___ Source data ___

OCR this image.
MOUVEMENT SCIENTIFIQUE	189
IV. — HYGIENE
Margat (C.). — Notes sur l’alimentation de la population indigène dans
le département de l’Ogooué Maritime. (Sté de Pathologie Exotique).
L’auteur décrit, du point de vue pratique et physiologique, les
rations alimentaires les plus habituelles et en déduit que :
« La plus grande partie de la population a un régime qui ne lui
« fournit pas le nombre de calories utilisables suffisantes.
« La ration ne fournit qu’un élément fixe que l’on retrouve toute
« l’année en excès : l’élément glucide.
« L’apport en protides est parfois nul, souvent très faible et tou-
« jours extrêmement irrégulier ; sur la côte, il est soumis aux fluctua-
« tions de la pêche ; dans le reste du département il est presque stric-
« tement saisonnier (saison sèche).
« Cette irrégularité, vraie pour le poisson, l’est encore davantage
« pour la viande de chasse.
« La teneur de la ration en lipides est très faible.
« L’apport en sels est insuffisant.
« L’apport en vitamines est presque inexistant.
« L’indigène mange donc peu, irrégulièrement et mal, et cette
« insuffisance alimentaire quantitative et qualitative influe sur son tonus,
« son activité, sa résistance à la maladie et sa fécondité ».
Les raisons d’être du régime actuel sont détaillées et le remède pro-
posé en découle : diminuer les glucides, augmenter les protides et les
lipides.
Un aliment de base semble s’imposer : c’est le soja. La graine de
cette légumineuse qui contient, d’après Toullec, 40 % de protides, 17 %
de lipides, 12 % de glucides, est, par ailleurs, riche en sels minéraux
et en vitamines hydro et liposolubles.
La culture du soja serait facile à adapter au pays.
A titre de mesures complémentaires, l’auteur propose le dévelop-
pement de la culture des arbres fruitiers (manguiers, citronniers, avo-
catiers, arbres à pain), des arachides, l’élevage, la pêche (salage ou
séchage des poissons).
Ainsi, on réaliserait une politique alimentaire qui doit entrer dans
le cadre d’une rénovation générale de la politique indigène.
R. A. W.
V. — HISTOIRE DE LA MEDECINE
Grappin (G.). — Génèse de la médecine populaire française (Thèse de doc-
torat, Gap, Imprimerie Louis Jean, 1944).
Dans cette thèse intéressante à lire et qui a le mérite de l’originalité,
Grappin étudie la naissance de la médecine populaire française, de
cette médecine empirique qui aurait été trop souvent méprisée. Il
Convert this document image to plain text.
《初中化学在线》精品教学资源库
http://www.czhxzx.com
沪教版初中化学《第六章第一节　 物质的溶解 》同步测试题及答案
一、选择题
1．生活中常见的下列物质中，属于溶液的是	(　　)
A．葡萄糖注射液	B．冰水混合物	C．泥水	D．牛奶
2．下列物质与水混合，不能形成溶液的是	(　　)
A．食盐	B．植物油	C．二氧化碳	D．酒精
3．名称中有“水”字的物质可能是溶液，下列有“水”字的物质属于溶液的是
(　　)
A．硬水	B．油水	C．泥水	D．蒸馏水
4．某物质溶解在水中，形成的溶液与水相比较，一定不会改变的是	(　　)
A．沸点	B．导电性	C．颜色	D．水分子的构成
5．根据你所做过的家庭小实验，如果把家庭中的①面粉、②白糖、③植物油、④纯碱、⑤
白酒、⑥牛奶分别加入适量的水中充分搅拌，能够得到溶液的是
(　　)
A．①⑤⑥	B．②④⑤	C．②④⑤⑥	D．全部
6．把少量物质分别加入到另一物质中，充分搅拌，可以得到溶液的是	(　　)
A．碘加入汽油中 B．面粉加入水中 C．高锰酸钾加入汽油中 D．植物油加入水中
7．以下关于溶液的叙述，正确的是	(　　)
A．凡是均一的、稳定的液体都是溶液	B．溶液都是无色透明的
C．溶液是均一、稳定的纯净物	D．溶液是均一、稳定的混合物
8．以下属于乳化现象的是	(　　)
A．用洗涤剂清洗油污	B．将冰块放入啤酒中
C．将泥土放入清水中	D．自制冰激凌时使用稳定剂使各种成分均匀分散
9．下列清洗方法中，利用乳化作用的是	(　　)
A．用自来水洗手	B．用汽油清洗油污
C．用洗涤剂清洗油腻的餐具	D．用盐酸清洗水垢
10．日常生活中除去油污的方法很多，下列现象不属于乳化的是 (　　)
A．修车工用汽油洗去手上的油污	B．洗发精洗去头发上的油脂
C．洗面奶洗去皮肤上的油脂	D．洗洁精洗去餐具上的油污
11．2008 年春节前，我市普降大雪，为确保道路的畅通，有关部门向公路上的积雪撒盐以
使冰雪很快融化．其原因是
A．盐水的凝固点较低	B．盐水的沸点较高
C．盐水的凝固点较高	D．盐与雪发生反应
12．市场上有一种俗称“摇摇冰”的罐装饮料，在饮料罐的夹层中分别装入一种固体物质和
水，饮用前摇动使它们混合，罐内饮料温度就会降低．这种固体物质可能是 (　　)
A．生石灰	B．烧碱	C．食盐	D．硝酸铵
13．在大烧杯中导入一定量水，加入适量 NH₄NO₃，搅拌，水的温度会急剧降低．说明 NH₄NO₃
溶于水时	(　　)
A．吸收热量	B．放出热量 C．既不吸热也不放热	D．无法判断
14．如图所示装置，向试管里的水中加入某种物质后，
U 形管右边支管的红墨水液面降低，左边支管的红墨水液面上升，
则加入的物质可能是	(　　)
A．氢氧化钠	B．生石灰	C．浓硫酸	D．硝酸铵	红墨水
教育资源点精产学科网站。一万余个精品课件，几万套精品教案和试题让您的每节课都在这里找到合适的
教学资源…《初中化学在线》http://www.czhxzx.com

___

* Stated goal
Going through the entries above, report how many lines include the string "indigène". The number alone is the answer.

* Finished exercise
3